> [EXCERPTED TEXT]:

________________________________________

Is there a way to plot a curve in the plane, given the curvature at $(x,y)$ is a function of $(x,y)$, called $C(x,y)$, along with initial conditions?
For example. If a curve originating from (0,0) with the slope 0 has the curvature $C(x,y)=x$ , it would "climb" up the y-axis in a shape resembling a sine curve.
Thanks.
On
I'm looking at this in the complex plane where it might be easier to comprehend. As pointed out elsewhere on this page, the curvature $\kappa$ is typically expressed as a function of the arc length, $s$ or the tangent angle, $\theta$. The curve can then be expressed as
$$z(s)=\int e^{i\int \kappa(s)ds}ds$$
Since the tangent angle $\theta=\int \kappa(s)ds$, we can also say
$$z(\theta)=\int \frac{e^{i\theta}}{\kappa(\theta)}d\theta$$
Now, when $z$ is expressed parametrically, say, $z=z(u)$, then it can be shown that the curvature is given by
$$\kappa=\frac{\mathfrak{Im}\{\dot z^*\ddot z\}}{|\dot z|^3}$$
I do not see a clear path to obtaining $z$ from $\kappa(z)$.
If we look at the equation in Cartesian coordinates, and allow that the curve is given by $y=f(x)$, then the curvature and signed curvature, $k$ are given by
$$ \kappa=\frac{|y''|}{(1+y'^2)^{3/2}}\\ k=\frac{y''}{(1+y'^2)^{3/2}} $$
Again, I can't see a path to $y(\kappa)$.
References
Zwikker, C. (1968). The Advanced Geometry of Plane Curves and Their Applications, Dover Press.
Working with curvature $k=\tfrac{1}{R}$ is like working with arc length $s$: it is very uncommon (set apart the circle...) to get tractable expressions in cartesian coordinates.
Oddly, a certain number of curves can be described as the unique solution to a relationship $k=\phi(s)$ (or sometimes $s=\psi(k))$ between $k$ and $s$. These functions $k=\phi(s)$ (or sometimes $s=\psi(k))$ are called intrinsic equations. See (https://en.wikipedia.org/wiki/Intrinsic_equation) where they are called Cesàro intrinsic equations.
Some examples of intrinsic equations:
Euler's (or Cornu's) spiral: $\tfrac{1}{r}=k=s^2$ or more generally $k=\tfrac{s^2}{a^2}$ ; see the very nice article (http://levien.com/phd/euler_hist.pdf)
Logarithmic spiral: $\tfrac{1}{r}=k=\tfrac{a}{s}$ (a constant)
Circle involute: $k=\tfrac{a}{\sqrt{s}}.$
Catenary: $k =\tfrac{a}{s^{2}+a^{2}}.$
Remarks:
1) an intrinsic equation defines a curve up to a rotation.
2) intrinsic equations are generalizable to space curves with a third character, the torsion $\tau$ (see Serret-Frenet equations)

________________________________________

> [DATA PROVIDED]:

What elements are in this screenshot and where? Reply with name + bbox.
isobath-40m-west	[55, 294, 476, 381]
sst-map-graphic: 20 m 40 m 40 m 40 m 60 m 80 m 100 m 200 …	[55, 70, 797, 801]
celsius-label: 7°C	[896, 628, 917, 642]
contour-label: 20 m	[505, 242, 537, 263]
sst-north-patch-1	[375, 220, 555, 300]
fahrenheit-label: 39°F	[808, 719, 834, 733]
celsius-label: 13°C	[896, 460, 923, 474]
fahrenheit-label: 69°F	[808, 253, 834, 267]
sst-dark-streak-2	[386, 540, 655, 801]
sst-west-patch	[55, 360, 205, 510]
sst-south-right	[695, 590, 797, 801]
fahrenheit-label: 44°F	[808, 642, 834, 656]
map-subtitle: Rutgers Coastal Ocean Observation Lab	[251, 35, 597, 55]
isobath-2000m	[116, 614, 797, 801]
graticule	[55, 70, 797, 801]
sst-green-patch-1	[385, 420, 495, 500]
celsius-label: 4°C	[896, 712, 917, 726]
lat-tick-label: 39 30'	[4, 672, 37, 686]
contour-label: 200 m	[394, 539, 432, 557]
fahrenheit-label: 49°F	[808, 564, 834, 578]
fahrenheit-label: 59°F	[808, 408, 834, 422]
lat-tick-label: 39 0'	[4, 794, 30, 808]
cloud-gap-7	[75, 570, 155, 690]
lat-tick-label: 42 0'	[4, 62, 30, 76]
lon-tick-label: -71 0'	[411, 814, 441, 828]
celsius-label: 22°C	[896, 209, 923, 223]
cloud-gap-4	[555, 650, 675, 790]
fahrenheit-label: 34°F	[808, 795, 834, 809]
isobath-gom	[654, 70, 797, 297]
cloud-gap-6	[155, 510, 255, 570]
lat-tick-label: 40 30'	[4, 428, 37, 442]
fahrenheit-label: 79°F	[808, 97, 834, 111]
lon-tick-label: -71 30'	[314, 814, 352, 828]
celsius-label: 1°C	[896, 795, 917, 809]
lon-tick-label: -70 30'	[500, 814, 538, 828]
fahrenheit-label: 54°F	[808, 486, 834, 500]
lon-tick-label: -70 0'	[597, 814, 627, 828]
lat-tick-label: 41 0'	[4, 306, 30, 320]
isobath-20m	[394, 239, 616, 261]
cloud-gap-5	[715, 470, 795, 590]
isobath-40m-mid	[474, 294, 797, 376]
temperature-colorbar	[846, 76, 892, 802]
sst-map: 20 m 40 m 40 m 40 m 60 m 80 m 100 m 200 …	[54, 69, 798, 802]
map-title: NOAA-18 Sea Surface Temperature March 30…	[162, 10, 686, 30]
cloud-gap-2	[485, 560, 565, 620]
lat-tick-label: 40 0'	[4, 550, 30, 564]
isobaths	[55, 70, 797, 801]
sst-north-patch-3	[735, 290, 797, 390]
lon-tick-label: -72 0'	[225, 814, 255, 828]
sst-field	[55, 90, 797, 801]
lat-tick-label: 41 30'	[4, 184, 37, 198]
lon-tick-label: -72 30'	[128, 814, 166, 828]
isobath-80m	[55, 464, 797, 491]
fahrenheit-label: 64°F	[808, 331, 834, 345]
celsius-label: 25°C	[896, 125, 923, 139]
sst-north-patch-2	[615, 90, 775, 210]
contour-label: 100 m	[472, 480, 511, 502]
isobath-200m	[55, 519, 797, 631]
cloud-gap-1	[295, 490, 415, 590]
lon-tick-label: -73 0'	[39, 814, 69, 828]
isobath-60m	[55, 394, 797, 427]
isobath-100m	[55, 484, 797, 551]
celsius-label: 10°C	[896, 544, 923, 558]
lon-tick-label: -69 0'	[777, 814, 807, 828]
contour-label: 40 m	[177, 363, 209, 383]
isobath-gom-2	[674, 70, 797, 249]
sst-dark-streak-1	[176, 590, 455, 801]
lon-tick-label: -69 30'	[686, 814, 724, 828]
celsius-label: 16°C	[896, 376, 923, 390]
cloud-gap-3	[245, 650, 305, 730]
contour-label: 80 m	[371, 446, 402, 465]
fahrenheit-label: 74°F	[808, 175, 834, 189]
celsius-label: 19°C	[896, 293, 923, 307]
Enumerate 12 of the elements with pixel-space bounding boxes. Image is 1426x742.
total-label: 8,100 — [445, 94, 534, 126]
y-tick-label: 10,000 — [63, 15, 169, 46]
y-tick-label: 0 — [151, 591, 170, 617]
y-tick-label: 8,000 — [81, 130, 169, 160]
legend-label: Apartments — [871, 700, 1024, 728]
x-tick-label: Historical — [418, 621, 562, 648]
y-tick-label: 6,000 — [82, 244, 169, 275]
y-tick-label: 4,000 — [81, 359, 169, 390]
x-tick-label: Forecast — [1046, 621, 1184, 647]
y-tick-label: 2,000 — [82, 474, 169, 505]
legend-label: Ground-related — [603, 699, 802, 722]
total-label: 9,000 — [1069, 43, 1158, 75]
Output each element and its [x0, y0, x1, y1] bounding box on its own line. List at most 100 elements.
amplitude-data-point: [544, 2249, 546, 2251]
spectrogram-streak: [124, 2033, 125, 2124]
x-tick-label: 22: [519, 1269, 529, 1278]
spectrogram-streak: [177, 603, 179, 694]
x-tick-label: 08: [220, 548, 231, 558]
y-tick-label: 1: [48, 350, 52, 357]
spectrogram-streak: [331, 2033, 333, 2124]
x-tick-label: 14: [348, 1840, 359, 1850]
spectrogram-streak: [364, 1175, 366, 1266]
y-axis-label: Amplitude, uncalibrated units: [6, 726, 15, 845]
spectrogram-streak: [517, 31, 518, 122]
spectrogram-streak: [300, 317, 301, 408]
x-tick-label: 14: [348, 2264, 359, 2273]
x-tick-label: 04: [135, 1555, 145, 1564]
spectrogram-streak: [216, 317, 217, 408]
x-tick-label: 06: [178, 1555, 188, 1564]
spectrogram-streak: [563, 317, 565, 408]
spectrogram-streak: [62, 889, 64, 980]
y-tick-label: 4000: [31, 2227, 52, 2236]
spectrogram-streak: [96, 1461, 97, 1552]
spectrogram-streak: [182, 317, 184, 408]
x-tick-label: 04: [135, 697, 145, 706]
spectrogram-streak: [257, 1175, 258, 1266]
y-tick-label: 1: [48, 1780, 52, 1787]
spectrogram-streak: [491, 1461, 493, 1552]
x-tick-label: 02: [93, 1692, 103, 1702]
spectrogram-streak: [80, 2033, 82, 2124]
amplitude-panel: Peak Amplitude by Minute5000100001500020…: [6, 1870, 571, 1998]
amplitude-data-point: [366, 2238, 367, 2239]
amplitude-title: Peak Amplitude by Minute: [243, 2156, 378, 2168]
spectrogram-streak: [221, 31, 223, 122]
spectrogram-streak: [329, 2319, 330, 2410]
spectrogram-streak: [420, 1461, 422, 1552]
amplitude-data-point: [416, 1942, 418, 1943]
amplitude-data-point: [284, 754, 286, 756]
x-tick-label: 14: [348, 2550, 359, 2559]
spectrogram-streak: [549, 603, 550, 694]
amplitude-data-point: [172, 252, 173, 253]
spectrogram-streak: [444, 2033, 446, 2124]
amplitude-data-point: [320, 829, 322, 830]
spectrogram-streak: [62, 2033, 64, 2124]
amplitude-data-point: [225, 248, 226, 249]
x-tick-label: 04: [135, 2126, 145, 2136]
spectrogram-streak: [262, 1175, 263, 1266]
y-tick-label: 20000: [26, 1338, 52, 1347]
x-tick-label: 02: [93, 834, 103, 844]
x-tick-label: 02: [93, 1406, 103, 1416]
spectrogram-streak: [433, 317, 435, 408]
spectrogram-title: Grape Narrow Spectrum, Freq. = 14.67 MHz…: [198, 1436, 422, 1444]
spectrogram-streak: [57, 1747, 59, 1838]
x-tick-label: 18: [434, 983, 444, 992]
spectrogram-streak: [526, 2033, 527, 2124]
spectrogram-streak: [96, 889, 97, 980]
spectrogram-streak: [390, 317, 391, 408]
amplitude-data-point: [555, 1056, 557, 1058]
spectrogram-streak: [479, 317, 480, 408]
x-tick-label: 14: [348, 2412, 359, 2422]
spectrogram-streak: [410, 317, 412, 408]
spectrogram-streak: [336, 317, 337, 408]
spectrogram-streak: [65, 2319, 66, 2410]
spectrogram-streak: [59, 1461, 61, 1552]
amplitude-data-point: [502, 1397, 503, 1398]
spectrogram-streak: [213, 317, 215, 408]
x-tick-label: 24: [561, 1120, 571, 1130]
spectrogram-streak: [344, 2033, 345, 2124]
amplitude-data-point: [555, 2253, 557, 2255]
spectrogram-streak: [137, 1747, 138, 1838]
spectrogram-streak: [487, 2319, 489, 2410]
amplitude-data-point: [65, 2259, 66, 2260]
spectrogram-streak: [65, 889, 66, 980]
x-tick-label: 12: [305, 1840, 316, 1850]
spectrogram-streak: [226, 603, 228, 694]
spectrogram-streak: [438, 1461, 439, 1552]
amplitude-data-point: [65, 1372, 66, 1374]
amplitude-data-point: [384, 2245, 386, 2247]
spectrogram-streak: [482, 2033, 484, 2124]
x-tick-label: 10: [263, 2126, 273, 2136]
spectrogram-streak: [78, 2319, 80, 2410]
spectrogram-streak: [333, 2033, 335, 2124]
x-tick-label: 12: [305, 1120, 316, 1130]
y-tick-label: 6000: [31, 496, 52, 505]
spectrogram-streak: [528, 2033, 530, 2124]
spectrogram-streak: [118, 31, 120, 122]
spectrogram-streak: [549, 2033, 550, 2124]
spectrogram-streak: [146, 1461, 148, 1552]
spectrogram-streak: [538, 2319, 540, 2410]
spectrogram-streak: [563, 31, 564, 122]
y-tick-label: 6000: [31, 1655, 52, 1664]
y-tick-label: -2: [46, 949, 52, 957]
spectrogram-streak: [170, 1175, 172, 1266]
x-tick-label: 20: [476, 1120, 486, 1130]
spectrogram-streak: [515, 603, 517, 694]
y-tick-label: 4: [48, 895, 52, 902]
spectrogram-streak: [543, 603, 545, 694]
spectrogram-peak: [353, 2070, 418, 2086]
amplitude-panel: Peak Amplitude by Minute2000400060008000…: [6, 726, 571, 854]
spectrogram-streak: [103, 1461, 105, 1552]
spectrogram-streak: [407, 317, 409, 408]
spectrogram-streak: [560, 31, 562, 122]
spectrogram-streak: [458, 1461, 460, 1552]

________________________________________

> [GIVEN TASK 1]:
From the curvature thread above, please copy the passage that begins at the words "For example. If" and ends after the words "a sine curve.".
> [GIVEN TASK 2]:
Name every curve that the curvature thread gives as an example of an intrinsic equation.

> [COMPLETE ANSWER 1]:
For example. If a curve originating from (0,0) with the slope 0 has the curvature $C(x,y)=x$ , it would "climb" up the y-axis in a shape resembling a sine curve.

> [COMPLETE ANSWER 2]:
- Euler's (or Cornu's) spiral
- Logarithmic spiral
- Circle involute
- Catenary